§ WHAT THE TASK REQUIRES
Quote, word for word, every line starting at the line that contains "Serialize everything readable" and ending with the last line of the records; include both of these lines and no others.

§ EXERCISE INPUT
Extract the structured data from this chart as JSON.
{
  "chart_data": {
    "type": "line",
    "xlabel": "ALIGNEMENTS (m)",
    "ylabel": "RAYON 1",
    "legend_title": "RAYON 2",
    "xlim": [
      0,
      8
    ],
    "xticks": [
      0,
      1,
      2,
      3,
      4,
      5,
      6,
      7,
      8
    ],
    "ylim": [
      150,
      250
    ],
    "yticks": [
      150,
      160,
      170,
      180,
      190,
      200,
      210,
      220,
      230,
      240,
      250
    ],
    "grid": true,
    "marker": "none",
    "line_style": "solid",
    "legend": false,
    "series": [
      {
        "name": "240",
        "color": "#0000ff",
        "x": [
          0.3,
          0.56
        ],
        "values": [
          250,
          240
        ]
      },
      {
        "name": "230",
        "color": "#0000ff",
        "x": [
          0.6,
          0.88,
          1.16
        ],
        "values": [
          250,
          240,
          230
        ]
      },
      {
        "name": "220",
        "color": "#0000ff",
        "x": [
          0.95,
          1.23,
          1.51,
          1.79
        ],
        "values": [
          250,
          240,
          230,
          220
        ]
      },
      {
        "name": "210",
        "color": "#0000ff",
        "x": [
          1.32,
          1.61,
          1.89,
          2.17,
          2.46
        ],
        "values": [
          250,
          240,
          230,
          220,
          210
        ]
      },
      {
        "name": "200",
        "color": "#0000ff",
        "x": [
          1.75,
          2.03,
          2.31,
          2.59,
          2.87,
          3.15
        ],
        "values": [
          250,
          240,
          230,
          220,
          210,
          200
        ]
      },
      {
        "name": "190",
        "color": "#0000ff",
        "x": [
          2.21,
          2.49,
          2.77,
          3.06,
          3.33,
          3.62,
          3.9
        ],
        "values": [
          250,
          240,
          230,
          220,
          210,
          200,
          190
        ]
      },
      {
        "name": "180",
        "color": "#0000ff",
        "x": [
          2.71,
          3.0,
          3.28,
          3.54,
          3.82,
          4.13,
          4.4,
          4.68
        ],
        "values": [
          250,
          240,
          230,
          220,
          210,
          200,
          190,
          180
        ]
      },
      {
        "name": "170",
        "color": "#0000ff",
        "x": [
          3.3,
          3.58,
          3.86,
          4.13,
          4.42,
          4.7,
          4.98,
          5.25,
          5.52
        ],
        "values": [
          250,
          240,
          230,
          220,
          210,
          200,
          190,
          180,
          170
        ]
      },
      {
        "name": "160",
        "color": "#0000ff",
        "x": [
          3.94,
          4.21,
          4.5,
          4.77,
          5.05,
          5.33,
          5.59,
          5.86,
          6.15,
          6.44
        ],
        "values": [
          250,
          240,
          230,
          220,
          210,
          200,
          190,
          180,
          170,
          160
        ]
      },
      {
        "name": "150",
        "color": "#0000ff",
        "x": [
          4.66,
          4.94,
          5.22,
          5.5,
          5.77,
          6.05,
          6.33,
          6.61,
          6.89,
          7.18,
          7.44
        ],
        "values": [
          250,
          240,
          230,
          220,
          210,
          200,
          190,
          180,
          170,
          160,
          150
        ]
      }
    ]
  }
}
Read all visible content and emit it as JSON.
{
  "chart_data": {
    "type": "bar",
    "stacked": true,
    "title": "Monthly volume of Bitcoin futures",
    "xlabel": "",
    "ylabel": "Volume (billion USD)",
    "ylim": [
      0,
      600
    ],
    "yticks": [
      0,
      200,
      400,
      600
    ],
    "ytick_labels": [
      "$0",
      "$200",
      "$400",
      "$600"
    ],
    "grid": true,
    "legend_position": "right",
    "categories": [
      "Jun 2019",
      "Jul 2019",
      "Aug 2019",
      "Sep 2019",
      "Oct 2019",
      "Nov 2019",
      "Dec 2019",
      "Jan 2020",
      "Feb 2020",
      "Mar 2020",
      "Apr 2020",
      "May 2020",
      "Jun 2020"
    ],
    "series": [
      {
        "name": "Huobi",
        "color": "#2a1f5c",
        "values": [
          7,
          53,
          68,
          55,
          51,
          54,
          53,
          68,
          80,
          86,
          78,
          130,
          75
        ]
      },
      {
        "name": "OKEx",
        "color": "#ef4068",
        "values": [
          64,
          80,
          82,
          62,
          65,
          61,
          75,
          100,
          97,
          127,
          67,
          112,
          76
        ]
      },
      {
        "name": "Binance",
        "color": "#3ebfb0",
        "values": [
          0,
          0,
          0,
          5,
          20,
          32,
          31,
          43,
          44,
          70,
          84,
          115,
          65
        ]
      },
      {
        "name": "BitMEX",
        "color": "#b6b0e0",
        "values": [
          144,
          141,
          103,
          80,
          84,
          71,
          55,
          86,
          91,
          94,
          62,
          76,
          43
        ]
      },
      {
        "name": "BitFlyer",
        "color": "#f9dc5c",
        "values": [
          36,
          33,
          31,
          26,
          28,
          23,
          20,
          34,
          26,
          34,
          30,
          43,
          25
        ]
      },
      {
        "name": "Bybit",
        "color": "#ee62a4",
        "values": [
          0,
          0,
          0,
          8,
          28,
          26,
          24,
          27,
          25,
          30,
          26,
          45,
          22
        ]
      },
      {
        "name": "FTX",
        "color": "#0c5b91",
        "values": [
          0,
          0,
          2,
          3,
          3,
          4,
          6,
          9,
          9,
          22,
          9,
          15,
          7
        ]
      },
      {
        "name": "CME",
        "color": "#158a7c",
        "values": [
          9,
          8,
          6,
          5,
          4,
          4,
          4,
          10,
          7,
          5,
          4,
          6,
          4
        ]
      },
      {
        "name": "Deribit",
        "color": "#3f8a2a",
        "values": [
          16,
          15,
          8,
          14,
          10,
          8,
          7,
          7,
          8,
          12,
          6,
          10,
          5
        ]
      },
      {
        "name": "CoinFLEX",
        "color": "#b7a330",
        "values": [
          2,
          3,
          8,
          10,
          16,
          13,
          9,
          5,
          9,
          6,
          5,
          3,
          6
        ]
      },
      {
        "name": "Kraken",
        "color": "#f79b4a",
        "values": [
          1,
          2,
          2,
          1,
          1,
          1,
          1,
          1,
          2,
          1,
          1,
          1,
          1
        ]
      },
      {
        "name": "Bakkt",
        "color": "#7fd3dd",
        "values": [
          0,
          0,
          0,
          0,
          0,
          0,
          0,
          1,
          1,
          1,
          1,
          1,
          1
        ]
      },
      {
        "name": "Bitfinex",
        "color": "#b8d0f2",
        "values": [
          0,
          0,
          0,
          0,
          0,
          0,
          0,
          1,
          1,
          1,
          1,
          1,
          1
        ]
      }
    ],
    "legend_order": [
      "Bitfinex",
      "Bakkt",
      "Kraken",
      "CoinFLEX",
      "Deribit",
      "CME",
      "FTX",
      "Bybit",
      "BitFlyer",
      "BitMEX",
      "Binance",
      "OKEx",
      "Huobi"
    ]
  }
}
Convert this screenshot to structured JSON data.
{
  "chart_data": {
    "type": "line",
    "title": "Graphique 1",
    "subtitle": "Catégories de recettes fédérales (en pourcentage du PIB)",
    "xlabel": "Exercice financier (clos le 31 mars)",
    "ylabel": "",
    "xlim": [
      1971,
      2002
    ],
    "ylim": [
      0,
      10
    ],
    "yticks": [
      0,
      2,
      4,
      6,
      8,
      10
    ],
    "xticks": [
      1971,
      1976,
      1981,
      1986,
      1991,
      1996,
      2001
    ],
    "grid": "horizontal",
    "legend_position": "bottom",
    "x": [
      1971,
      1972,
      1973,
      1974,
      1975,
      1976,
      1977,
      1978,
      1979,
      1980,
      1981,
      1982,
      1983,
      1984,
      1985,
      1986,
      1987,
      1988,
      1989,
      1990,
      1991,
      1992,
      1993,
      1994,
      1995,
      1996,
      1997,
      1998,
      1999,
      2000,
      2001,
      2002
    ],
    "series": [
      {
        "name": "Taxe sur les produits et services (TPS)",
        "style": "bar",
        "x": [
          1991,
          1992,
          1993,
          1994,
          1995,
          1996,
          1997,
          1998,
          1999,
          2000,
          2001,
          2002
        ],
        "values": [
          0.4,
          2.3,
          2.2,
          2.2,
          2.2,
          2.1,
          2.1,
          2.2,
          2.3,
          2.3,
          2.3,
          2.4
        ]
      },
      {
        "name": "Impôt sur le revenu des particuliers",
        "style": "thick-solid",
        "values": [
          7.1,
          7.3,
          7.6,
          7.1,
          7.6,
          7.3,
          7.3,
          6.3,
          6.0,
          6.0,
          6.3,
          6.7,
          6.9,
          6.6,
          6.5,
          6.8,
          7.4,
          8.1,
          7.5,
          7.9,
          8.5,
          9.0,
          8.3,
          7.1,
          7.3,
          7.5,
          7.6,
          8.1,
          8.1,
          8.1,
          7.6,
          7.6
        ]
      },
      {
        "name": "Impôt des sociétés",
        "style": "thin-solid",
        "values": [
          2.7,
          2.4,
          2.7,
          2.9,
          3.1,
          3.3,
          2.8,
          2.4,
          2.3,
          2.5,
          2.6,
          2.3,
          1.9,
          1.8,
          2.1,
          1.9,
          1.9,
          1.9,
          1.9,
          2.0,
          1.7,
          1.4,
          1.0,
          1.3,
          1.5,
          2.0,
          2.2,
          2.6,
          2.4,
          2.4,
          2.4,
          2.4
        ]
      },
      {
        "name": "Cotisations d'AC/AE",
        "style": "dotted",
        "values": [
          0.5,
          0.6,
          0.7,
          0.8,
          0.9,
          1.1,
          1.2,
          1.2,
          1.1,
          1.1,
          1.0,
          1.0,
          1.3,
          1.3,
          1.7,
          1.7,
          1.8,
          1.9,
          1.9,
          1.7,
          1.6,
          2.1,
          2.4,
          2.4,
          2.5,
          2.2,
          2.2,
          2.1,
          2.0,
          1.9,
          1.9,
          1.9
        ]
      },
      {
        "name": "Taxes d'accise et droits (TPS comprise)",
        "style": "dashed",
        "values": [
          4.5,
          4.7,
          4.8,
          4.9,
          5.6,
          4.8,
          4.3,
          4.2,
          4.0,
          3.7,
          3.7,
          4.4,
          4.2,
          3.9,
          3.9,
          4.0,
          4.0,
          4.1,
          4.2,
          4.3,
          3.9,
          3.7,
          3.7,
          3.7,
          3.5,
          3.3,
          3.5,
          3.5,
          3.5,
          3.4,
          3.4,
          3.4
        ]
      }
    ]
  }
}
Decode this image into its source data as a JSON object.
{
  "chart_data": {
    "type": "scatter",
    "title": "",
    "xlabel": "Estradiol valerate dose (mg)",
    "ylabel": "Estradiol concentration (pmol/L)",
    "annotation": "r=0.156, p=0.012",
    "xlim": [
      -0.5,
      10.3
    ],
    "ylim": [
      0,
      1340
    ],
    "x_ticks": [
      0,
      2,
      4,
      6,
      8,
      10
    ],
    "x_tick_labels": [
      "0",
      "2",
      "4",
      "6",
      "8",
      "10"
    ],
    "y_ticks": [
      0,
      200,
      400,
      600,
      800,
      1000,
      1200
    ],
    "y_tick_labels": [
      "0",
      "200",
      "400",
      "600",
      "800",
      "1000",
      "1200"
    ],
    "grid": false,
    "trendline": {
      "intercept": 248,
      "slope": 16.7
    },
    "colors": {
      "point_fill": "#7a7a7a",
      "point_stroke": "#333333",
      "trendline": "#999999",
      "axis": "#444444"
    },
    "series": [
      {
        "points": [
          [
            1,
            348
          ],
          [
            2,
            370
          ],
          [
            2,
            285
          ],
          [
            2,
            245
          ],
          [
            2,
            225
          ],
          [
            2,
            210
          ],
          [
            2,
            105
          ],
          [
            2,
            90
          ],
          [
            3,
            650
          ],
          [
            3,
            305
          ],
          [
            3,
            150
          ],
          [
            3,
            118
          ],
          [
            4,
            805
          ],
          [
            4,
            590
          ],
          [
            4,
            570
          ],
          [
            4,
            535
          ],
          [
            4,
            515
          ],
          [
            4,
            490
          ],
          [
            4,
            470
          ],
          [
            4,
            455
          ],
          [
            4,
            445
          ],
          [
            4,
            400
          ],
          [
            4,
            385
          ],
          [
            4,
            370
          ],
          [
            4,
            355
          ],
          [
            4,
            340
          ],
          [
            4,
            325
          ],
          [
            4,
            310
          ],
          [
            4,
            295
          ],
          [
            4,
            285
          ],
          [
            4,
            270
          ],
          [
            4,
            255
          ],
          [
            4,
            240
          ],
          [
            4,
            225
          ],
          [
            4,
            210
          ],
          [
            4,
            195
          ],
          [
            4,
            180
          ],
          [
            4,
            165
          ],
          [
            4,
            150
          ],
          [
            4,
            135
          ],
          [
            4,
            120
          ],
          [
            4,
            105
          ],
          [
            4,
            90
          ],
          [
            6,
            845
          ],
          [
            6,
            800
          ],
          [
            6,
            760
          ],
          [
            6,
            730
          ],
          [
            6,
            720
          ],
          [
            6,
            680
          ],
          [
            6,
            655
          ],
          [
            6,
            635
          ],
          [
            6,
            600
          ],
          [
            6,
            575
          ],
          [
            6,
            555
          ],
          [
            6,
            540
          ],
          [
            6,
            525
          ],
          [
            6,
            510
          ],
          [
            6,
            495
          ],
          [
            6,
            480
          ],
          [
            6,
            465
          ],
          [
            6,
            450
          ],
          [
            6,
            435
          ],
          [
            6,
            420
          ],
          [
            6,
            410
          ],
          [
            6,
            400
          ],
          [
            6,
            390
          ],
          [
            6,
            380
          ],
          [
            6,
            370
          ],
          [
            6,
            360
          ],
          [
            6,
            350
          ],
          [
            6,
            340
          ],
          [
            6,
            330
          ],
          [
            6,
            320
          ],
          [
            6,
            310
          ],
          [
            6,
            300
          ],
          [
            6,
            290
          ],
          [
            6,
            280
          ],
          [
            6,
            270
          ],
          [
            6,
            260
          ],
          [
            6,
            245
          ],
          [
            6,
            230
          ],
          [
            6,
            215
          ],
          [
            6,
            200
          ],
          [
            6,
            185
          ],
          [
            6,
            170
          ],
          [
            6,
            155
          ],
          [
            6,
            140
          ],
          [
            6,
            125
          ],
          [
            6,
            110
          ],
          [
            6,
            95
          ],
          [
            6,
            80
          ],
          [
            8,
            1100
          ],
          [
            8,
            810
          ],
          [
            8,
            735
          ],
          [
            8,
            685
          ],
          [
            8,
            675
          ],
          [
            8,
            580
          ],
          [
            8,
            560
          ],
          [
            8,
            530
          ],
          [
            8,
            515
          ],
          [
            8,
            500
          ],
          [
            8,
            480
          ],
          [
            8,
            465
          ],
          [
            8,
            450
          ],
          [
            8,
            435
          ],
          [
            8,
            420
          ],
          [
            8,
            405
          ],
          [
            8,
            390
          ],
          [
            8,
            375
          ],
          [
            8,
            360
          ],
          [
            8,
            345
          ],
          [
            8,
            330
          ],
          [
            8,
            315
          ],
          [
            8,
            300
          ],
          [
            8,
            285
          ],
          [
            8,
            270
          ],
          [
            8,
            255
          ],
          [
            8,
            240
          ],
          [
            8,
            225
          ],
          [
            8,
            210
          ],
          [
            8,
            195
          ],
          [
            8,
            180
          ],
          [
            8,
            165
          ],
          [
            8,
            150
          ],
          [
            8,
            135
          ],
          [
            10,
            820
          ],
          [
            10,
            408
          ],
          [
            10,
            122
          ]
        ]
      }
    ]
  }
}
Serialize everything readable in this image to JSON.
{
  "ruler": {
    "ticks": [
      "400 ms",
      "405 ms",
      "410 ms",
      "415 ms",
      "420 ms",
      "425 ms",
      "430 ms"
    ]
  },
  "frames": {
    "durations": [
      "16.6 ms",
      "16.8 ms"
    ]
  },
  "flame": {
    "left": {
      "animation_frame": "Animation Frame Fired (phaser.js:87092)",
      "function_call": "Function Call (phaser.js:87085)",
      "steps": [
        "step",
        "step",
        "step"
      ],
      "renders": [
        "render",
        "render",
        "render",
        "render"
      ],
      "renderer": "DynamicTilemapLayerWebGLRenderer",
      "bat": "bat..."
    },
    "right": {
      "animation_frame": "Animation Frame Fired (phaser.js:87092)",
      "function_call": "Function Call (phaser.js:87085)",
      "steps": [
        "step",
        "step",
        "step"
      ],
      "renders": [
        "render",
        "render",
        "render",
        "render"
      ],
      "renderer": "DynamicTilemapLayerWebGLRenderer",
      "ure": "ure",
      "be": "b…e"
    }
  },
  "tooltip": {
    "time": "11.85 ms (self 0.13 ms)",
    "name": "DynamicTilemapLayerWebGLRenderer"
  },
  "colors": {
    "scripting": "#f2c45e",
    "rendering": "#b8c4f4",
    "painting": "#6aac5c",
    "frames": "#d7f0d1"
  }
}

§ EXPECTED ANSWER
Serialize everything readable in this image to JSON.
{
  "ruler": {
    "ticks": [
      "400 ms",
      "405 ms",
      "410 ms",
      "415 ms",
      "420 ms",
      "425 ms",
      "430 ms"
    ]
  },
  "frames": {
    "durations": [
      "16.6 ms",
      "16.8 ms"
    ]
  },
  "flame": {
    "left": {
      "animation_frame": "Animation Frame Fired (phaser.js:87092)",
      "function_call": "Function Call (phaser.js:87085)",
      "steps": [
        "step",
        "step",
        "step"
      ],
      "renders": [
        "render",
        "render",
        "render",
        "render"
      ],
      "renderer": "DynamicTilemapLayerWebGLRenderer",
      "bat": "bat..."
    },
    "right": {
      "animation_frame": "Animation Frame Fired (phaser.js:87092)",
      "function_call": "Function Call (phaser.js:87085)",
      "steps": [
        "step",
        "step",
        "step"
      ],
      "renders": [
        "render",
        "render",
        "render",
        "render"
      ],
      "renderer": "DynamicTilemapLayerWebGLRenderer",
      "ure": "ure",
      "be": "b…e"
    }
  },
  "tooltip": {
    "time": "11.85 ms (self 0.13 ms)",
    "name": "DynamicTilemapLayerWebGLRenderer"
  },
  "colors": {
    "scripting": "#f2c45e",
    "rendering": "#b8c4f4",
    "painting": "#6aac5c",
    "frames": "#d7f0d1"
  }
}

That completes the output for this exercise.